• **Instruction**: Can you reproduce word for word the lines in the entries below, from the line holding "block-cell: D01 — [513, 474, 566, 495]" through the line holding "major-code-cell — [198, 32, 269, 53]", with both of those lines included?

• **Data provided**:
--------

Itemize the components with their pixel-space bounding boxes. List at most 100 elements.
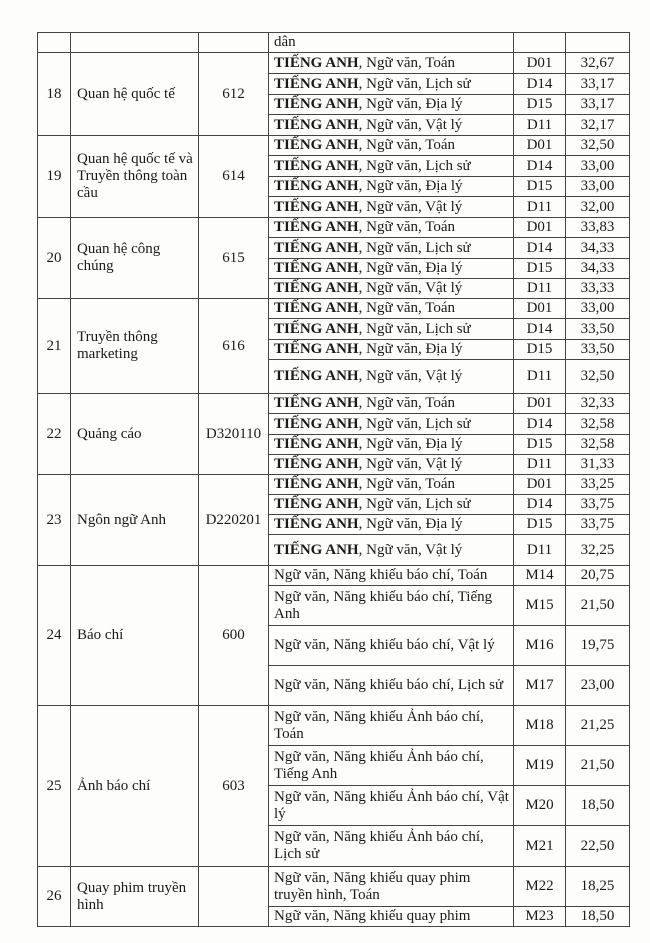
block-cell: D01 — [513, 474, 566, 495]
table-row: 25 Ảnh báo chí 603 Ngữ văn, Năng khiếu Ảnh … — [37, 705, 630, 867]
other-subjects: , Ngữ văn, Vật lý — [358, 456, 463, 472]
block-cell: D15 — [513, 258, 566, 279]
subjects-cell: dân — [268, 32, 514, 53]
block-cell: M17 — [513, 665, 566, 706]
stt-cell: 23 — [37, 474, 71, 566]
subjects-cell: Ngữ văn, Năng khiếu Ảnh báo chí, Lịch sử — [268, 825, 514, 867]
score-cell: 33,75 — [565, 514, 630, 535]
subjects-cell: TIẾNG ANH, Ngữ văn, Vật lý — [268, 196, 514, 218]
score-cell: 32,25 — [565, 534, 630, 566]
major-code-cell — [198, 32, 269, 53]
subjects-cell: TIẾNG ANH, Ngữ văn, Toán — [268, 52, 514, 74]
block-cell: D11 — [513, 359, 566, 394]
primary-subject: TIẾNG ANH — [274, 198, 359, 215]
major-code-cell: D220201 — [198, 474, 269, 566]
primary-subject: TIẾNG ANH — [274, 496, 359, 512]
score-cell: 32,50 — [565, 359, 630, 394]
subjects-cell: TIẾNG ANH, Ngữ văn, Địa lý — [268, 94, 514, 115]
block-cell: D11 — [513, 114, 566, 136]
score-cell: 18,50 — [565, 785, 630, 826]
table-row: TIẾNG ANH, Ngữ văn, Vật lý D11 31,33 — [38, 454, 630, 475]
other-subjects: , Ngữ văn, Toán — [358, 54, 455, 71]
subjects-cell: Ngữ văn, Năng khiếu quay phim — [268, 906, 514, 927]
stt-cell: 18 — [37, 52, 71, 136]
other-subjects: Ngữ văn, Năng khiếu quay phim truyền hìn… — [274, 869, 471, 903]
block-cell: D01 — [513, 135, 566, 156]
other-subjects: , Ngữ văn, Lịch sử — [358, 496, 471, 512]
primary-subject: TIẾNG ANH — [274, 436, 359, 452]
score-cell: 34,33 — [565, 237, 630, 259]
major-name-cell — [70, 32, 199, 53]
other-subjects: Ngữ văn, Năng khiếu Ảnh báo chí, Tiếng A… — [274, 748, 484, 782]
table-row: 20 Quan hệ công chúng 615 TIẾNG ANH, Ngữ vă… — [37, 217, 630, 299]
primary-subject: TIẾNG ANH — [274, 456, 359, 472]
other-subjects: , Ngữ văn, Địa lý — [358, 260, 463, 276]
score-cell: 34,33 — [565, 258, 630, 279]
major-name-cell: Quay phim truyền hình — [70, 866, 199, 927]
major-name-cell: Ngôn ngữ Anh — [70, 474, 199, 566]
major-code-cell: 612 — [198, 52, 269, 136]
primary-subject: TIẾNG ANH — [274, 178, 359, 194]
subjects-cell: Ngữ văn, Năng khiếu Ảnh báo chí, Tiếng A… — [268, 745, 514, 786]
block-cell: M18 — [513, 705, 566, 746]
block-cell: D15 — [513, 94, 566, 115]
subjects-cell: TIẾNG ANH, Ngữ văn, Vật lý — [268, 359, 514, 394]
score-cell: 33,25 — [565, 474, 630, 495]
subjects-cell: TIẾNG ANH, Ngữ văn, Địa lý — [268, 339, 514, 360]
subjects-cell: TIẾNG ANH, Ngữ văn, Địa lý — [268, 514, 514, 535]
primary-subject: TIẾNG ANH — [274, 368, 359, 384]
score-cell: 33,83 — [565, 217, 630, 238]
major-code-cell: 600 — [198, 565, 269, 706]
subjects-cell: TIẾNG ANH, Ngữ văn, Vật lý — [268, 278, 514, 299]
subjects-cell: Ngữ văn, Năng khiếu Ảnh báo chí, Toán — [268, 705, 514, 746]
admission-scores-table: dân 18 Quan hệ quốc tế 612 TIẾNG ANH, Ngữ v… — [37, 32, 630, 927]
primary-subject: TIẾNG ANH — [274, 75, 359, 92]
table-row: Ngữ văn, Năng khiếu báo chí, Lịch sử M17 2… — [38, 665, 630, 706]
table-row: TIẾNG ANH, Ngữ văn, Vật lý D11 32,17 — [38, 114, 630, 136]
subjects-cell: TIẾNG ANH, Ngữ văn, Địa lý — [268, 176, 514, 197]
subjects-cell: TIẾNG ANH, Ngữ văn, Lịch sử — [268, 318, 514, 340]
score-cell: 21,50 — [565, 585, 630, 626]
table-row: TIẾNG ANH, Ngữ văn, Địa lý D15 33,75 — [38, 514, 630, 535]
table-row: 22 Quảng cáo D320110 TIẾNG ANH, Ngữ văn, To… — [37, 393, 630, 475]
table-row: TIẾNG ANH, Ngữ văn, Vật lý D11 32,50 — [38, 359, 630, 394]
score-cell: 33,00 — [565, 298, 630, 319]
major-name-cell: Quan hệ quốc tế — [70, 52, 199, 136]
subjects-cell: TIẾNG ANH, Ngữ văn, Toán — [268, 474, 514, 495]
primary-subject: TIẾNG ANH — [274, 300, 359, 316]
score-cell: 33,17 — [565, 94, 630, 115]
score-cell: 33,50 — [565, 339, 630, 360]
stt-cell: 21 — [37, 298, 71, 394]
block-cell: D01 — [513, 217, 566, 238]
score-cell: 32,58 — [565, 413, 630, 435]
score-cell — [565, 32, 630, 53]
other-subjects: Ngữ văn, Năng khiếu Ảnh báo chí, Lịch sử — [274, 829, 484, 862]
block-cell: D14 — [513, 155, 566, 177]
other-subjects: , Ngữ văn, Toán — [358, 300, 455, 316]
primary-subject: TIẾNG ANH — [274, 96, 359, 112]
block-cell: M23 — [513, 906, 566, 927]
score-cell: 33,33 — [565, 278, 630, 299]
table-row: TIẾNG ANH, Ngữ văn, Lịch sử D14 33,17 — [38, 73, 630, 95]
other-subjects: Ngữ văn, Năng khiếu báo chí, Toán — [274, 567, 488, 583]
score-cell: 33,50 — [565, 318, 630, 340]
table-row: Ngữ văn, Năng khiếu quay phim M23 18,50 — [38, 906, 630, 927]
stt-cell: 19 — [37, 135, 71, 218]
score-cell: 33,00 — [565, 176, 630, 197]
other-subjects: , Ngữ văn, Toán — [358, 219, 455, 235]
primary-subject: TIẾNG ANH — [274, 260, 359, 276]
other-subjects: Ngữ văn, Năng khiếu quay phim — [274, 908, 471, 924]
block-cell — [513, 32, 566, 53]
major-code-cell: 615 — [198, 217, 269, 299]
block-cell: D01 — [513, 298, 566, 319]
other-subjects: Ngữ văn, Năng khiếu Ảnh báo chí, Toán — [274, 708, 484, 742]
score-cell: 18,50 — [565, 906, 630, 927]
primary-subject: TIẾNG ANH — [274, 415, 359, 432]
table-row: 21 Truyền thông marketing 616 TIẾNG ANH, Ng… — [37, 298, 630, 394]
primary-subject: TIẾNG ANH — [274, 137, 359, 153]
block-cell: M16 — [513, 625, 566, 666]
block-cell: D14 — [513, 318, 566, 340]
table-row: 18 Quan hệ quốc tế 612 TIẾNG ANH, Ngữ văn, … — [37, 52, 630, 136]
block-cell: D15 — [513, 176, 566, 197]
block-cell: M20 — [513, 785, 566, 826]
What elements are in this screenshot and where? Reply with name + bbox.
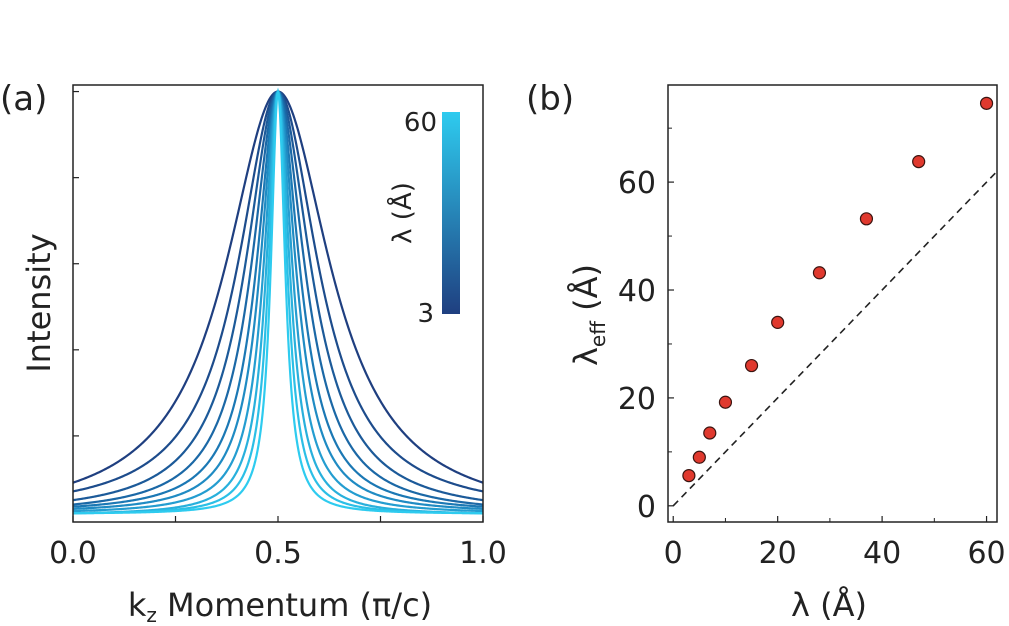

--------

• **Solution**:
block-cell: D01 — [513, 474, 566, 495]
table-row: 25 Ảnh báo chí 603 Ngữ văn, Năng khiếu Ảnh … — [37, 705, 630, 867]
other-subjects: , Ngữ văn, Vật lý — [358, 456, 463, 472]
block-cell: D15 — [513, 258, 566, 279]
subjects-cell: dân — [268, 32, 514, 53]
block-cell: M17 — [513, 665, 566, 706]
stt-cell: 23 — [37, 474, 71, 566]
subjects-cell: Ngữ văn, Năng khiếu Ảnh báo chí, Lịch sử — [268, 825, 514, 867]
score-cell: 33,75 — [565, 514, 630, 535]
subjects-cell: TIẾNG ANH, Ngữ văn, Vật lý — [268, 196, 514, 218]
score-cell: 32,25 — [565, 534, 630, 566]
major-code-cell — [198, 32, 269, 53]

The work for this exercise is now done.